--- Begin ---

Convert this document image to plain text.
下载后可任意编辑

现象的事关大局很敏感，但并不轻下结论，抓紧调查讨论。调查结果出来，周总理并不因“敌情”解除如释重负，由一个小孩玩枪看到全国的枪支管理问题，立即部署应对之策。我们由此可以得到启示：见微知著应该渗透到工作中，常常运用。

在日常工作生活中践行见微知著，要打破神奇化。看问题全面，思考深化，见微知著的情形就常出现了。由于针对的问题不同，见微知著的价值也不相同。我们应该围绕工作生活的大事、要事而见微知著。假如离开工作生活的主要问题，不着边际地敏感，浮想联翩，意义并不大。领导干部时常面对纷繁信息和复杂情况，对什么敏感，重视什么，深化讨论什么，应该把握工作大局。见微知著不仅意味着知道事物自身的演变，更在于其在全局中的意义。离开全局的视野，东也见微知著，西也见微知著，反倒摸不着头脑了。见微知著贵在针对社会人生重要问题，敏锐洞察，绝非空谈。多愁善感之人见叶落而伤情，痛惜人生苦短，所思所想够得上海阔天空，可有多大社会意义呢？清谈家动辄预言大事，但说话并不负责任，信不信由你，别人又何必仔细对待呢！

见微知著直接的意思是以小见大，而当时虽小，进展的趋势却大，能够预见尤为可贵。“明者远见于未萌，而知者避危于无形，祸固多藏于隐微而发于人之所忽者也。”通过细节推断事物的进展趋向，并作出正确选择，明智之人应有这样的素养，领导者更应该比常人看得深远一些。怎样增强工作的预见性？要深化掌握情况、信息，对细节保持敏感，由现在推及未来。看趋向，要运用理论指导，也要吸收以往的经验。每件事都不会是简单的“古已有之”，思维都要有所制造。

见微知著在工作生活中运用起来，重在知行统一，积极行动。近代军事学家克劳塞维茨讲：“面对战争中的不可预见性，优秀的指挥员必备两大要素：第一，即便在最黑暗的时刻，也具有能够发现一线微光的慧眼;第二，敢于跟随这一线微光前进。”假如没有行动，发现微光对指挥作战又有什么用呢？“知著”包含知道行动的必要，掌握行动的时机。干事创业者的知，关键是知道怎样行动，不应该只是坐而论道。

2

--- End ---

#### Given task:
In full and verbatim, repeat the records given above.

#### Task solution:
Convert this document image to plain text.
下载后可任意编辑

现象的事关大局很敏感，但并不轻下结论，抓紧调查讨论。调查结果出来，周总理并不因“敌情”解除如释重负，由一个小孩玩枪看到全国的枪支管理问题，立即部署应对之策。我们由此可以得到启示：见微知著应该渗透到工作中，常常运用。

在日常工作生活中践行见微知著，要打破神奇化。看问题全面，思考深化，见微知著的情形就常出现了。由于针对的问题不同，见微知著的价值也不相同。我们应该围绕工作生活的大事、要事而见微知著。假如离开工作生活的主要问题，不着边际地敏感，浮想联翩，意义并不大。领导干部时常面对纷繁信息和复杂情况，对什么敏感，重视什么，深化讨论什么，应该把握工作大局。见微知著不仅意味着知道事物自身的演变，更在于其在全局中的意义。离开全局的视野，东也见微知著，西也见微知著，反倒摸不着头脑了。见微知著贵在针对社会人生重要问题，敏锐洞察，绝非空谈。多愁善感之人见叶落而伤情，痛惜人生苦短，所思所想够得上海阔天空，可有多大社会意义呢？清谈家动辄预言大事，但说话并不负责任，信不信由你，别人又何必仔细对待呢！

见微知著直接的意思是以小见大，而当时虽小，进展的趋势却大，能够预见尤为可贵。“明者远见于未萌，而知者避危于无形，祸固多藏于隐微而发于人之所忽者也。”通过细节推断事物的进展趋向，并作出正确选择，明智之人应有这样的素养，领导者更应该比常人看得深远一些。怎样增强工作的预见性？要深化掌握情况、信息，对细节保持敏感，由现在推及未来。看趋向，要运用理论指导，也要吸收以往的经验。每件事都不会是简单的“古已有之”，思维都要有所制造。

见微知著在工作生活中运用起来，重在知行统一，积极行动。近代军事学家克劳塞维茨讲：“面对战争中的不可预见性，优秀的指挥员必备两大要素：第一，即便在最黑暗的时刻，也具有能够发现一线微光的慧眼;第二，敢于跟随这一线微光前进。”假如没有行动，发现微光对指挥作战又有什么用呢？“知著”包含知道行动的必要，掌握行动的时机。干事创业者的知，关键是知道怎样行动，不应该只是坐而论道。

2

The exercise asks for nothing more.